WHAT IS EXPECTED » The data below needs to be returned exactly, line for line.

DATASET EXCERPTS »

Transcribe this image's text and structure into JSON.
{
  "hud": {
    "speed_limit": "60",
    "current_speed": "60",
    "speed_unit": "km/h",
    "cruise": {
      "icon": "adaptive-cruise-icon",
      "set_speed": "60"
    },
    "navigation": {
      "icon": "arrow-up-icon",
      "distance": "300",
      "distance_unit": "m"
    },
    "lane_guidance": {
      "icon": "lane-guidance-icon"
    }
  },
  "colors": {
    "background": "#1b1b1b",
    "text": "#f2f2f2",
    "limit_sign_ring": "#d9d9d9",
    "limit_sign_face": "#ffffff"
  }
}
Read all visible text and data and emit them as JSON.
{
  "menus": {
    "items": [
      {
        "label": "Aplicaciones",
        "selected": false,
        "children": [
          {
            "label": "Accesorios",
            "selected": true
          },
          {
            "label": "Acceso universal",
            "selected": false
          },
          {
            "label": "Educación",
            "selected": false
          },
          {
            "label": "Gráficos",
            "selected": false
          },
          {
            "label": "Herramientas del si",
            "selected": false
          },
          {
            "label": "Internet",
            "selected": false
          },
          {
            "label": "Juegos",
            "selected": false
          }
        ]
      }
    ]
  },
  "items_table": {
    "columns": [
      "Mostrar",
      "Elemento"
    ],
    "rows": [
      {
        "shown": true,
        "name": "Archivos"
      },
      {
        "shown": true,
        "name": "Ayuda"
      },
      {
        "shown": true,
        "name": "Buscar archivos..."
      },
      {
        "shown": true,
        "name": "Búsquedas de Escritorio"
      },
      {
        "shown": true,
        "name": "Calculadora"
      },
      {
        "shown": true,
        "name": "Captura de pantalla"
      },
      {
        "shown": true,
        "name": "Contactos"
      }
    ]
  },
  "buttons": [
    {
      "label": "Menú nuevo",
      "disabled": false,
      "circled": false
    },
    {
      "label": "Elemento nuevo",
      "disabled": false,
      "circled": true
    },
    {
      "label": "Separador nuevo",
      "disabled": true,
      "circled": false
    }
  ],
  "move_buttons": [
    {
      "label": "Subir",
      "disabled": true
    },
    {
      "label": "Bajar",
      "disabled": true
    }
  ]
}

COMPLETED EXERCISE »
Transcribe this image's text and structure into JSON.
{
  "hud": {
    "speed_limit": "60",
    "current_speed": "60",
    "speed_unit": "km/h",
    "cruise": {
      "icon": "adaptive-cruise-icon",
      "set_speed": "60"
    },
    "navigation": {
      "icon": "arrow-up-icon",
      "distance": "300",
      "distance_unit": "m"
    },
    "lane_guidance": {
      "icon": "lane-guidance-icon"
    }
  },
  "colors": {
    "background": "#1b1b1b",
    "text": "#f2f2f2",
    "limit_sign_ring": "#d9d9d9",
    "limit_sign_face": "#ffffff"
  }
}
Read all visible text and data and emit them as JSON.
{
  "menus": {
    "items": [
      {
        "label": "Aplicaciones",
        "selected": false,
        "children": [
          {
            "label": "Accesorios",
            "selected": true
          },
          {
            "label": "Acceso universal",
            "selected": false
          },
          {
            "label": "Educación",
            "selected": false
          },
          {
            "label": "Gráficos",
            "selected": false
          },
          {
            "label": "Herramientas del si",
            "selected": false
          },
          {
            "label": "Internet",
            "selected": false
          },
          {
            "label": "Juegos",
            "selected": false
          }
        ]
      }
    ]
  },
  "items_table": {
    "columns": [
      "Mostrar",
      "Elemento"
    ],
    "rows": [
      {
        "shown": true,
        "name": "Archivos"
      },
      {
        "shown": true,
        "name": "Ayuda"
      },
      {
        "shown": true,
        "name": "Buscar archivos..."
      },
      {
        "shown": true,
        "name": "Búsquedas de Escritorio"
      },
      {
        "shown": true,
        "name": "Calculadora"
      },
      {
        "shown": true,
        "name": "Captura de pantalla"
      },
      {
        "shown": true,
        "name": "Contactos"
      }
    ]
  },
  "buttons": [
    {
      "label": "Menú nuevo",
      "disabled": false,
      "circled": false
    },
    {
      "label": "Elemento nuevo",
      "disabled": false,
      "circled": true
    },
    {
      "label": "Separador nuevo",
      "disabled": true,
      "circled": false
    }
  ],
  "move_buttons": [
    {
      "label": "Subir",
      "disabled": true
    },
    {
      "label": "Bajar",
      "disabled": true
    }
  ]
}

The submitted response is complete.